Excerpt from a dataset:
>>>

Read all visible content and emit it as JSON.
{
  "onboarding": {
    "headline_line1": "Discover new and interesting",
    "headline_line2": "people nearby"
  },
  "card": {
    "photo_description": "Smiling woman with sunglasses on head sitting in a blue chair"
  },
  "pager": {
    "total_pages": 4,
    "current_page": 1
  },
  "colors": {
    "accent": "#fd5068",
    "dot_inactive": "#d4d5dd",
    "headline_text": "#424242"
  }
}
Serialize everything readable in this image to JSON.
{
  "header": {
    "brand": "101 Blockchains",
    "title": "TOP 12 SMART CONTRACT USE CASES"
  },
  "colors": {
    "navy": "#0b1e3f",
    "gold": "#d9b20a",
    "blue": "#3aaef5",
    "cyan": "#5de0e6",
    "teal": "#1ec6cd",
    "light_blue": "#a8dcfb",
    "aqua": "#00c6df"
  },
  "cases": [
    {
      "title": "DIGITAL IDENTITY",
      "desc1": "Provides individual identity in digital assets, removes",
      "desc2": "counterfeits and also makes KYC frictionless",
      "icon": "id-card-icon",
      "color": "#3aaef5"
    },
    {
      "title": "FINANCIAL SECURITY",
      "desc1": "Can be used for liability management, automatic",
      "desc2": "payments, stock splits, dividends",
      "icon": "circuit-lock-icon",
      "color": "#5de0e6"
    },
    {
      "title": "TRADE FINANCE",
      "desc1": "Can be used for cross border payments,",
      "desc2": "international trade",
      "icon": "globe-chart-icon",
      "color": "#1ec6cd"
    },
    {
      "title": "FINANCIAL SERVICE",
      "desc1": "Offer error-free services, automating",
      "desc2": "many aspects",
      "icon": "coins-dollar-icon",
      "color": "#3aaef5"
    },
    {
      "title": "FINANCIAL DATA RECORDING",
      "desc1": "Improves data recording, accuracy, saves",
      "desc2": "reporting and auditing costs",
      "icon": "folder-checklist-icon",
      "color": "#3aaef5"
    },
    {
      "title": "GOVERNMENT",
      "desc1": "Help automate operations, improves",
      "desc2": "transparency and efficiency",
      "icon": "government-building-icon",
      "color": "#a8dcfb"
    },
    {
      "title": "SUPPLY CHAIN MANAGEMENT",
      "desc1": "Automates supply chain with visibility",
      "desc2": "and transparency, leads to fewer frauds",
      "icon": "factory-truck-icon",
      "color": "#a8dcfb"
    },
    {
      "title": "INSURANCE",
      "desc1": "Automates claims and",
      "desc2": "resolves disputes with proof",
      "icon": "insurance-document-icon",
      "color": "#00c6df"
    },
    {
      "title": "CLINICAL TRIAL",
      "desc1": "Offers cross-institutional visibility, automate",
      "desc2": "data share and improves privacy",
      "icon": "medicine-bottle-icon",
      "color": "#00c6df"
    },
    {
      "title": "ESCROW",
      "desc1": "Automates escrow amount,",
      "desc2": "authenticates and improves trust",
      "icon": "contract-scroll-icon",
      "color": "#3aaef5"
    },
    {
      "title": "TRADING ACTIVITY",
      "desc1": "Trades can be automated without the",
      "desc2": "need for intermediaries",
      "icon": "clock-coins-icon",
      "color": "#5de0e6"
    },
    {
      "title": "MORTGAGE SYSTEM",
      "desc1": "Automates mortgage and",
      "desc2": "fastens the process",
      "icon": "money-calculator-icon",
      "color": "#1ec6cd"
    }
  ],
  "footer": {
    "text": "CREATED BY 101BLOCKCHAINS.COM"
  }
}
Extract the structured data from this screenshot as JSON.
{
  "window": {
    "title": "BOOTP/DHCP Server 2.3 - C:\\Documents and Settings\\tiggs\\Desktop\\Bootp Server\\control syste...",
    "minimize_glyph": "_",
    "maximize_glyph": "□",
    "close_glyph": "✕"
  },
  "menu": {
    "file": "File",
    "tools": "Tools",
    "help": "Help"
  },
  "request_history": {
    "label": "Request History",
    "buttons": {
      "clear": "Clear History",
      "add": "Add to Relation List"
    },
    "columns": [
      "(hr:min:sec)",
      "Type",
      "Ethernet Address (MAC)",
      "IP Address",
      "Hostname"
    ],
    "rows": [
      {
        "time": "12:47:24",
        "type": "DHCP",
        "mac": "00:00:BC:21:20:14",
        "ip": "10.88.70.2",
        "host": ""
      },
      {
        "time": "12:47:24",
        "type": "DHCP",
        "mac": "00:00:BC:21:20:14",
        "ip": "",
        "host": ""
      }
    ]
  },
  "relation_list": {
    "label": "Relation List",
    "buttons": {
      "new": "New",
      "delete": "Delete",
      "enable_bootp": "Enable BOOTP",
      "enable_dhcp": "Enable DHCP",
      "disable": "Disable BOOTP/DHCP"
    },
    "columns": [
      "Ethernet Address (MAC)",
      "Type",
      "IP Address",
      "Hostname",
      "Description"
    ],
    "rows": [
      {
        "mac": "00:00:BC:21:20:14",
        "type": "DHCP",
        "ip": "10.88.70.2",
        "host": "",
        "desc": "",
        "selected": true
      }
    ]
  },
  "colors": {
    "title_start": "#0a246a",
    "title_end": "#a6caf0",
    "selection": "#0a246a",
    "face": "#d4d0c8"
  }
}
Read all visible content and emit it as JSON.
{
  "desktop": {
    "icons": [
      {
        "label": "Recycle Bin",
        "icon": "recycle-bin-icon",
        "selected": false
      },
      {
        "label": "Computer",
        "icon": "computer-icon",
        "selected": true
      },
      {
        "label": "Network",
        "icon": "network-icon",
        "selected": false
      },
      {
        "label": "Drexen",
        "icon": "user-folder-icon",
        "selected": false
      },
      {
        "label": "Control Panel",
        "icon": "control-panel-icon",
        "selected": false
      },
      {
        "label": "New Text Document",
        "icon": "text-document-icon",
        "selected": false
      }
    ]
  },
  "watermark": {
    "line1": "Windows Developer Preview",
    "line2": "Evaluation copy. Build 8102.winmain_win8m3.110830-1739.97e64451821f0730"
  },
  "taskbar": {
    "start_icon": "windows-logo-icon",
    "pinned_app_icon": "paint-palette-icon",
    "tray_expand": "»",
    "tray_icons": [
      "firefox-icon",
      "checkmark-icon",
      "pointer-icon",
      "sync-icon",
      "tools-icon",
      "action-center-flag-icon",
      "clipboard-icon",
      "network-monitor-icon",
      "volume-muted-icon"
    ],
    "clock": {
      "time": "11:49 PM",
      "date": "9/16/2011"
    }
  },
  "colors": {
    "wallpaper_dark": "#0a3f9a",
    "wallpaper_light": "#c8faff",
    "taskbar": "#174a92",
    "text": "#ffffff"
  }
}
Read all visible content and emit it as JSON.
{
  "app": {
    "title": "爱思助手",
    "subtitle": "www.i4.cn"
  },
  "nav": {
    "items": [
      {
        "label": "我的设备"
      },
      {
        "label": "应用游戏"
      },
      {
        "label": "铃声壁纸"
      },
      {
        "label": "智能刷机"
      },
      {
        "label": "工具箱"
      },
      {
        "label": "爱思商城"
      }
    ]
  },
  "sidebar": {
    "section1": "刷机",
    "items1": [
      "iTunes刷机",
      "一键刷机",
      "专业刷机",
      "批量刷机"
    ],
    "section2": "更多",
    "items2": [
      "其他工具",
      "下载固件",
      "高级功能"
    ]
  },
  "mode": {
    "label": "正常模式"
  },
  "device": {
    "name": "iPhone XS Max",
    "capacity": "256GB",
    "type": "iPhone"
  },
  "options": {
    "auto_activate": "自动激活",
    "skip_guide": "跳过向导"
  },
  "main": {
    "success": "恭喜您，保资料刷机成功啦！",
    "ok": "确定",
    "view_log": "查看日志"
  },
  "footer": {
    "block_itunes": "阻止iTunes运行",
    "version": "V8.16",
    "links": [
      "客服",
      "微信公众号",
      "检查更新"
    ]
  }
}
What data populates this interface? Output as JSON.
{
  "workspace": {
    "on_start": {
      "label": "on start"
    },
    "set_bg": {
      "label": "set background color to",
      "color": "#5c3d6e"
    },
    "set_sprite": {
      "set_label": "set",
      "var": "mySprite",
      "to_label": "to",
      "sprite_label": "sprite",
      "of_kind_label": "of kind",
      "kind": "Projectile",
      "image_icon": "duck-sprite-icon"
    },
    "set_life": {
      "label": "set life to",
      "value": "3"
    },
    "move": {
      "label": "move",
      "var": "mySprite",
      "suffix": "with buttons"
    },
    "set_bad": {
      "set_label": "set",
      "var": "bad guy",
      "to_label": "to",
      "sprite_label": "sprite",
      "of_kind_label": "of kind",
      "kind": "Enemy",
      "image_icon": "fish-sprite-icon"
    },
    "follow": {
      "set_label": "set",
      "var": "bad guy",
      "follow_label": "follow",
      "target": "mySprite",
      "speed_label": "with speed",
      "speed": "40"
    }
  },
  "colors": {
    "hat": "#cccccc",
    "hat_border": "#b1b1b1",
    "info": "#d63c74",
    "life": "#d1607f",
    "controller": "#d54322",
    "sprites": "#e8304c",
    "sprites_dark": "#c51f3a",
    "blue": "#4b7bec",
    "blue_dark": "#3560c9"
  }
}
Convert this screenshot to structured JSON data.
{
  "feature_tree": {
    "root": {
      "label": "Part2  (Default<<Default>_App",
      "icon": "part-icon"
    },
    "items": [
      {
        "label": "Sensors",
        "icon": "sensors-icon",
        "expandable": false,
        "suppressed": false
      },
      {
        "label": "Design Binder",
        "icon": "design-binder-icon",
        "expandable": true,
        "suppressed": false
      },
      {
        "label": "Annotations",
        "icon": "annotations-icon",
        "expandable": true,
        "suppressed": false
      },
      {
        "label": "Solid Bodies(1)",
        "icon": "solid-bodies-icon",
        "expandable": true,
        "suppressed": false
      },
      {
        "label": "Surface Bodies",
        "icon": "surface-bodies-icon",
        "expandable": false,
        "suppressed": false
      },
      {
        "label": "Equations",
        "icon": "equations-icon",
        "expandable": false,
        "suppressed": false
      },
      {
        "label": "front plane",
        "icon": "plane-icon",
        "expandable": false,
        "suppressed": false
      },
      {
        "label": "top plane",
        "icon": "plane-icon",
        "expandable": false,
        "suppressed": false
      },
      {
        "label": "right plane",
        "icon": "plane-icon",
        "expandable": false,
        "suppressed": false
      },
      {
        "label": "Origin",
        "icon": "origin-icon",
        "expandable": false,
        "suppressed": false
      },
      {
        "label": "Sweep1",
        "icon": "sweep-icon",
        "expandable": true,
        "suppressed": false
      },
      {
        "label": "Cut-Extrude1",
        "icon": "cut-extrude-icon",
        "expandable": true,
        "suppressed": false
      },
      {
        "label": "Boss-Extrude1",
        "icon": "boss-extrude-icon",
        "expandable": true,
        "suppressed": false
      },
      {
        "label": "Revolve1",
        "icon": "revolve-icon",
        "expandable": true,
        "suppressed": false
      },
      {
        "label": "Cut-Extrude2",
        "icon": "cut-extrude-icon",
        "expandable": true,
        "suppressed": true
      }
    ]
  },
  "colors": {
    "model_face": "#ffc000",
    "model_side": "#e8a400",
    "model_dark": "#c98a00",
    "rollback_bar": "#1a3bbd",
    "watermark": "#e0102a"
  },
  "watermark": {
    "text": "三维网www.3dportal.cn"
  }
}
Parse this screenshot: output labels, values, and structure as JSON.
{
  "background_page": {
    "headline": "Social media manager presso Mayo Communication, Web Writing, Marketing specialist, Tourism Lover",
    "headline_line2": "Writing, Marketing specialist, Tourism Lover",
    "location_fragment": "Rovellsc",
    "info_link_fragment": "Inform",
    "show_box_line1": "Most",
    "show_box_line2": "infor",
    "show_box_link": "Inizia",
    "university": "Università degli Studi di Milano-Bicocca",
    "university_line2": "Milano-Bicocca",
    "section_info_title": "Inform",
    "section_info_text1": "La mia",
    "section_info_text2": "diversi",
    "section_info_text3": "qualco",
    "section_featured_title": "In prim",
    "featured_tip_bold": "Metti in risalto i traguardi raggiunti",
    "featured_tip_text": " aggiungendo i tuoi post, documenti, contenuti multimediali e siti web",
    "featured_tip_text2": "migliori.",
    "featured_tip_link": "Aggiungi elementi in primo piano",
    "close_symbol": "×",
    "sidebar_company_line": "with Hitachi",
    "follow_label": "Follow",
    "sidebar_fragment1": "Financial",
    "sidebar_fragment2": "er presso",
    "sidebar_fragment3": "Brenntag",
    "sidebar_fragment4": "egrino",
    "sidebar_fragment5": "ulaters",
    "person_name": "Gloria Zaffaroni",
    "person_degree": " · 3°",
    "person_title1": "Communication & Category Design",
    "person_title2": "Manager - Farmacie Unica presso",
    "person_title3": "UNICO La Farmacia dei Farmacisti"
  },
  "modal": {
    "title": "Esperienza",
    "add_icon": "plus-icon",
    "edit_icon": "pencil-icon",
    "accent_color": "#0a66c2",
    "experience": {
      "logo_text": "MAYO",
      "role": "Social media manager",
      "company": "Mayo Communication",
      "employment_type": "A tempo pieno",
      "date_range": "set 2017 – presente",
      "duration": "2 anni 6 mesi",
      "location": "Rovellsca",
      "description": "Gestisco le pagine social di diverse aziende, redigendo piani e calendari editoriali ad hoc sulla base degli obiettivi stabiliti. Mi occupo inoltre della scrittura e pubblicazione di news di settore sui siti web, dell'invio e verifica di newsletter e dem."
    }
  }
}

<<<

◆ Exercise ◆
Lines of the listing that contain the word "Enable" are to be counted; report only their number.

◆ Solution ◆
2